┌────────

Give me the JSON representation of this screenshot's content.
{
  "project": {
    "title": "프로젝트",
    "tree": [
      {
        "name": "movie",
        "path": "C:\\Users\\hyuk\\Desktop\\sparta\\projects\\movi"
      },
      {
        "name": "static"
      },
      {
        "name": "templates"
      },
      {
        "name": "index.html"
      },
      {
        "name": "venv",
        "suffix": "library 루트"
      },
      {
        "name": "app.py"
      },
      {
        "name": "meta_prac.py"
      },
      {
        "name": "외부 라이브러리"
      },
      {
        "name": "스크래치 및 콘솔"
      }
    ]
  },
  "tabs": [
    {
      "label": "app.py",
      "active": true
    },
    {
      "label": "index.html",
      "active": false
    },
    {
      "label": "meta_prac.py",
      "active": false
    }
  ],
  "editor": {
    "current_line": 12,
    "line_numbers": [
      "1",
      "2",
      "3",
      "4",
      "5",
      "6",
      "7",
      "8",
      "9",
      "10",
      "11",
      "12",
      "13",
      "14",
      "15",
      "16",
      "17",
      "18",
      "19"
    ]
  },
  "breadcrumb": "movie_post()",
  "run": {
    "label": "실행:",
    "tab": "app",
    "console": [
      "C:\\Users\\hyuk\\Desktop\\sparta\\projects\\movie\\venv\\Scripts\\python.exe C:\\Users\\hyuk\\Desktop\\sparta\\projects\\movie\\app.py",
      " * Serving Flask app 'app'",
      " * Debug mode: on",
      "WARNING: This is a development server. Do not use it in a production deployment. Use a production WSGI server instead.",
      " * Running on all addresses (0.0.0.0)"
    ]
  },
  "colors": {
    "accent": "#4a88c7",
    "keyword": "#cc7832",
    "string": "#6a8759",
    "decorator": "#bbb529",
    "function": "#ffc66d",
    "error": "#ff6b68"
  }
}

└────────

◆ Aim of the exercise
Each entry above is to be quoted exactly.

◆ Finished answer
Give me the JSON representation of this screenshot's content.
{
  "project": {
    "title": "프로젝트",
    "tree": [
      {
        "name": "movie",
        "path": "C:\\Users\\hyuk\\Desktop\\sparta\\projects\\movi"
      },
      {
        "name": "static"
      },
      {
        "name": "templates"
      },
      {
        "name": "index.html"
      },
      {
        "name": "venv",
        "suffix": "library 루트"
      },
      {
        "name": "app.py"
      },
      {
        "name": "meta_prac.py"
      },
      {
        "name": "외부 라이브러리"
      },
      {
        "name": "스크래치 및 콘솔"
      }
    ]
  },
  "tabs": [
    {
      "label": "app.py",
      "active": true
    },
    {
      "label": "index.html",
      "active": false
    },
    {
      "label": "meta_prac.py",
      "active": false
    }
  ],
  "editor": {
    "current_line": 12,
    "line_numbers": [
      "1",
      "2",
      "3",
      "4",
      "5",
      "6",
      "7",
      "8",
      "9",
      "10",
      "11",
      "12",
      "13",
      "14",
      "15",
      "16",
      "17",
      "18",
      "19"
    ]
  },
  "breadcrumb": "movie_post()",
  "run": {
    "label": "실행:",
    "tab": "app",
    "console": [
      "C:\\Users\\hyuk\\Desktop\\sparta\\projects\\movie\\venv\\Scripts\\python.exe C:\\Users\\hyuk\\Desktop\\sparta\\projects\\movie\\app.py",
      " * Serving Flask app 'app'",
      " * Debug mode: on",
      "WARNING: This is a development server. Do not use it in a production deployment. Use a production WSGI server instead.",
      " * Running on all addresses (0.0.0.0)"
    ]
  },
  "colors": {
    "accent": "#4a88c7",
    "keyword": "#cc7832",
    "string": "#6a8759",
    "decorator": "#bbb529",
    "function": "#ffc66d",
    "error": "#ff6b68"
  }
}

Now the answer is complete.